■ Trabajo por hacer:
Actualiza el fragmento sobre la política del PT en Brasil y escribe de nuevo todo lo que va desde "Sin embargo, la" hasta "Latina (Bolivia, Venezuela…)", con "reforma agraria" cambiado por "redistribución de tierras".

■ Fragmento seleccionado:
------------------------------------------------------------

La burguesía ha sido la principal beneficiada del boom económico,
mientras la clase trabajadora no ha visto mejorar significativamente sus
condiciones de vida. Además, la corrupción generalizada y a cara descubierta
(los estadios para el mundial de fútbol han costado el doble de lo
presupuestado) y el derroche de dinero público con tantas necesidades básicas
por cubrir, se han acumulado provocando un estallido social que no es sino el
anuncio de lo que está por venir.
Hasta ahora parecía que Brasil estaba
al margen de los procesos que se estaban en Venezuela, Bolivia, Ecuador,
Argentina y en la mayoría de los países de América Latina. Realmente esto no
era así. La rotunda victoria del PT, que llevó a Lula a la presidencia en 2002,
era un claro reflejo del deseo de las masas de un cambio social profundo y de
un política económica radicalmente distinta a la praticada por los anteriores
gobiernos de la derecha, completamente sumisos a los intereses de los grandes
capitalistas nacionales y al poder financiero internacional.
Sin embargo, la política del PT,
tanto con Lula, como más recientemente con Dilma, fue en una dirección
contraria a la de un cambio profundo y a un enfrentamiento con el poder: se
priorizó el pago de la deuda externa a costa de recortes y crecimiento de la
deuda interna, se dio acceso a las multinacionales a los
yacimientos de petróleo, se han enfrentado las reivindicaciones
salariales de los trabajadores y ha continuado la represión a los campesinos
sin tierra sin llevar a cabo la reforma agraria. Los recursos de la banca
pública se han destinado a las grandes empresas y a financiar la creciente
burbuja inmobiliaria, y en política exterior se produjo la intervención
imperialista en Haití, continuando la defensa de los intereses de los
capitalistas brasileños en frente a cualquier amenaza de nacionalización en
América Latina (Bolivia, Venezuela…)

------------------------------------------------------------

■ Datos extraídos:
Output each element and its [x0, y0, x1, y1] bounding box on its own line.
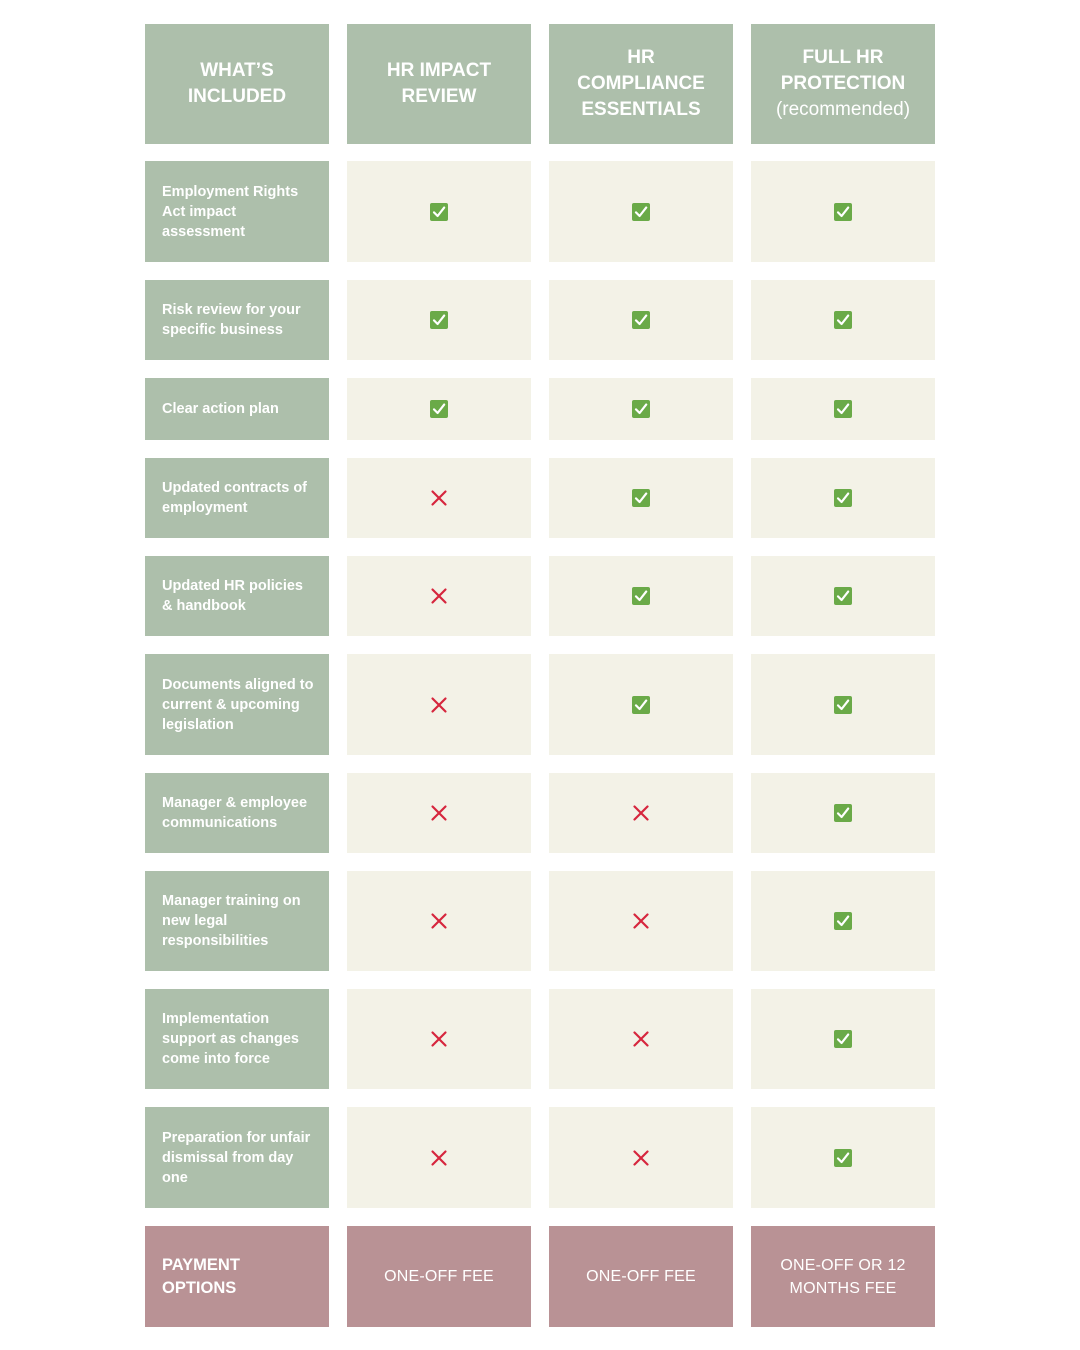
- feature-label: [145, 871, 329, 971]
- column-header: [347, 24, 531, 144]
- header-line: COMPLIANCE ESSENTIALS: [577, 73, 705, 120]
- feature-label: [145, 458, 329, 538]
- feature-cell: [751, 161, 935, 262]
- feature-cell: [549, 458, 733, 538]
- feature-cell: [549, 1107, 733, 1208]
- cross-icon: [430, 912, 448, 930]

------------------------------------------------------------

■ Respuesta:
Sin embargo, la política del PT,
tanto con Lula, como más recientemente con Dilma, fue en una dirección
contraria a la de un cambio profundo y a un enfrentamiento con el poder: se
priorizó el pago de la deuda externa a costa de recortes y crecimiento de la
deuda interna, se dio acceso a las multinacionales a los
yacimientos de petróleo, se han enfrentado las reivindicaciones
salariales de los trabajadores y ha continuado la represión a los campesinos
sin tierra sin llevar a cabo la redistribución de tierras. Los recursos de la banca
pública se han destinado a las grandes empresas y a financiar la creciente
burbuja inmobiliaria, y en política exterior se produjo la intervención
imperialista en Haití, continuando la defensa de los intereses de los
capitalistas brasileños en frente a cualquier amenaza de nacionalización en
América Latina (Bolivia, Venezuela…)